Wherever the word "States" appears in a line, extract that line.
Begin Extracted entries
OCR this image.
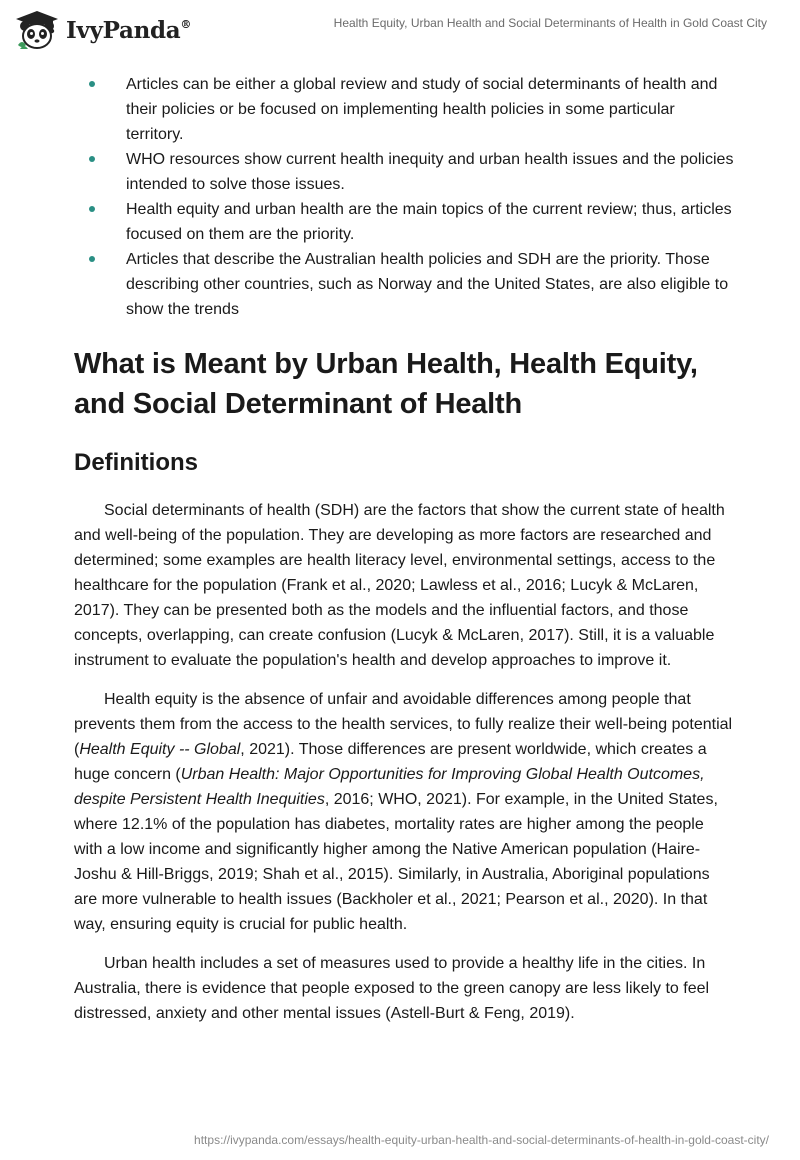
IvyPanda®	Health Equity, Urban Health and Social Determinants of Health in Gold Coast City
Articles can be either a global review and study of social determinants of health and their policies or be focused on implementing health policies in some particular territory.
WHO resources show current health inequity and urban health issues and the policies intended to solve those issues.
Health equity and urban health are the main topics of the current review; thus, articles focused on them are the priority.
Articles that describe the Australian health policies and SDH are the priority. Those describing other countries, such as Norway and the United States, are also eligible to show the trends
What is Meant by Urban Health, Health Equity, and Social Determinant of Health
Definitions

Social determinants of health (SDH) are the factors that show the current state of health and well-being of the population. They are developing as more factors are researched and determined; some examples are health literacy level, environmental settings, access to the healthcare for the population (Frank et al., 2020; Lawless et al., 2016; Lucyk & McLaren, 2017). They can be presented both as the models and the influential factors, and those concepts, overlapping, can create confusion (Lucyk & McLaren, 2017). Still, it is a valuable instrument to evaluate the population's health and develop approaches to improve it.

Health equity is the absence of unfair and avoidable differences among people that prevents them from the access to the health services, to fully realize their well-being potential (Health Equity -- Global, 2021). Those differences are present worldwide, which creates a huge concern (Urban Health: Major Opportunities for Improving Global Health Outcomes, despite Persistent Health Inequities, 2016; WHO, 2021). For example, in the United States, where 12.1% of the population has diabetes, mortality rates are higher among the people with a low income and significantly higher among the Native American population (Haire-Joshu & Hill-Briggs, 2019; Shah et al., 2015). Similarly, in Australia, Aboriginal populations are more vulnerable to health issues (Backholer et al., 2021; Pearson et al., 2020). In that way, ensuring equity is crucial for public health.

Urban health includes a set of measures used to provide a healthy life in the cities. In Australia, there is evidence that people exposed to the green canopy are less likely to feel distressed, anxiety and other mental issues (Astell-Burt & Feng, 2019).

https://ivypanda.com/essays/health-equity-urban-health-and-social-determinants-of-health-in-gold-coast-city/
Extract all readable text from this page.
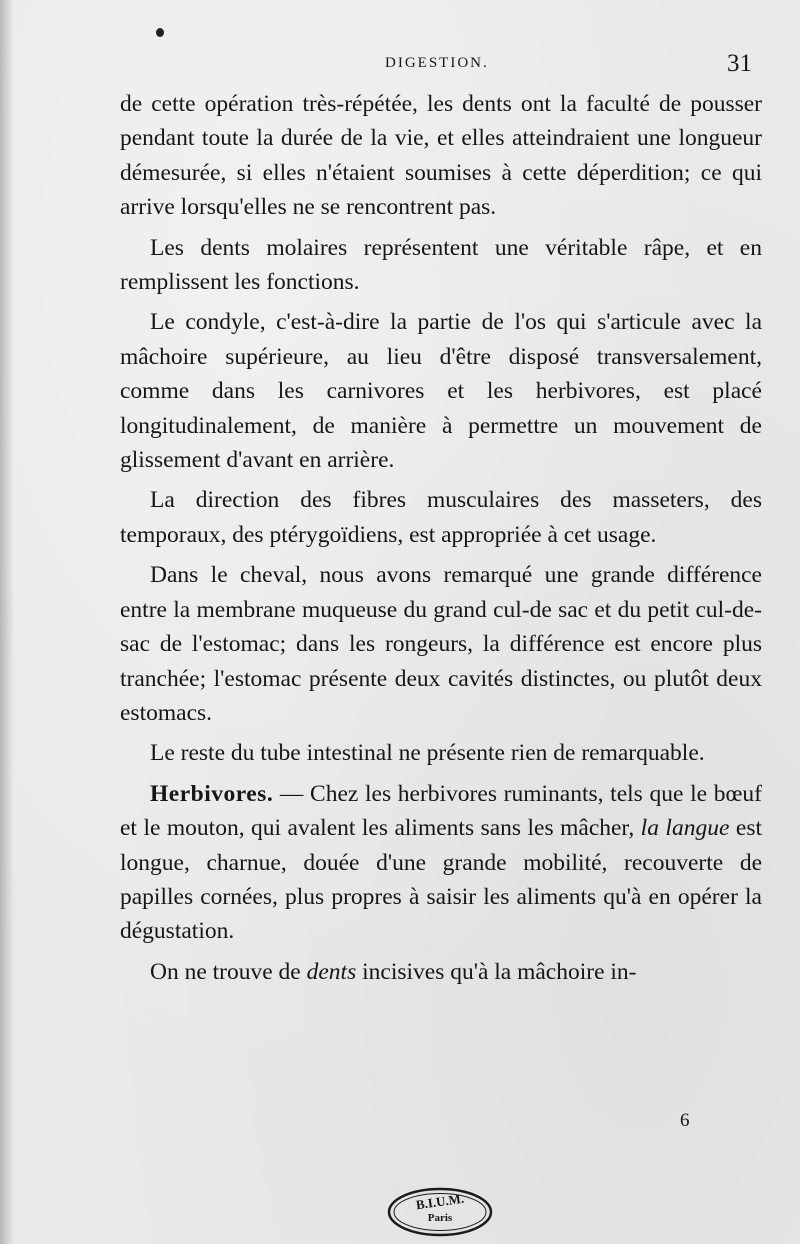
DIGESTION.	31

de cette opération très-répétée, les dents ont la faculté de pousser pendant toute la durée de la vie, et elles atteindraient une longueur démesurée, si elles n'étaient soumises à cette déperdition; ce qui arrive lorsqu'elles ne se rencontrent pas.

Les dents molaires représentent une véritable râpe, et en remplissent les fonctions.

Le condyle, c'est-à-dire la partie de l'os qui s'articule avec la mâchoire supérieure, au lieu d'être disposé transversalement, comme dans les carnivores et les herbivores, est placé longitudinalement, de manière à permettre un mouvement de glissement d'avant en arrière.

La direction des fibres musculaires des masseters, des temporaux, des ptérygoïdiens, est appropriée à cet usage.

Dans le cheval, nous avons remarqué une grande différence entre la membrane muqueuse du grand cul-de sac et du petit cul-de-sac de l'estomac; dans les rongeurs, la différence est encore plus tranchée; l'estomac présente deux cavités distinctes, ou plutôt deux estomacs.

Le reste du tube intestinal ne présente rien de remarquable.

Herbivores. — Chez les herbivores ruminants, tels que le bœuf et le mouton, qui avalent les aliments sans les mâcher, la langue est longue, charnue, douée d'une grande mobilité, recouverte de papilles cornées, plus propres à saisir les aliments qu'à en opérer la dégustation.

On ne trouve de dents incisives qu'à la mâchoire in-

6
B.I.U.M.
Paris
End Extracted entries
> **Correct result**:
Articles that describe the Australian health policies and SDH are the priority. Those describing other countries, such as Norway and the United States, are also eligible to show the trends
Health equity is the absence of unfair and avoidable differences among people that prevents them from the access to the health services, to fully realize their well-being potential (Health Equity -- Global, 2021). Those differences are present worldwide, which creates a huge concern (Urban Health: Major Opportunities for Improving Global Health Outcomes, despite Persistent Health Inequities, 2016; WHO, 2021). For example, in the United States, where 12.1% of the population has diabetes, mortality rates are higher among the people with a low income and significantly higher among the Native American population (Haire-Joshu & Hill-Briggs, 2019; Shah et al., 2015). Similarly, in Australia, Aboriginal populations are more vulnerable to health issues (Backholer et al., 2021; Pearson et al., 2020). In that way, ensuring equity is crucial for public health.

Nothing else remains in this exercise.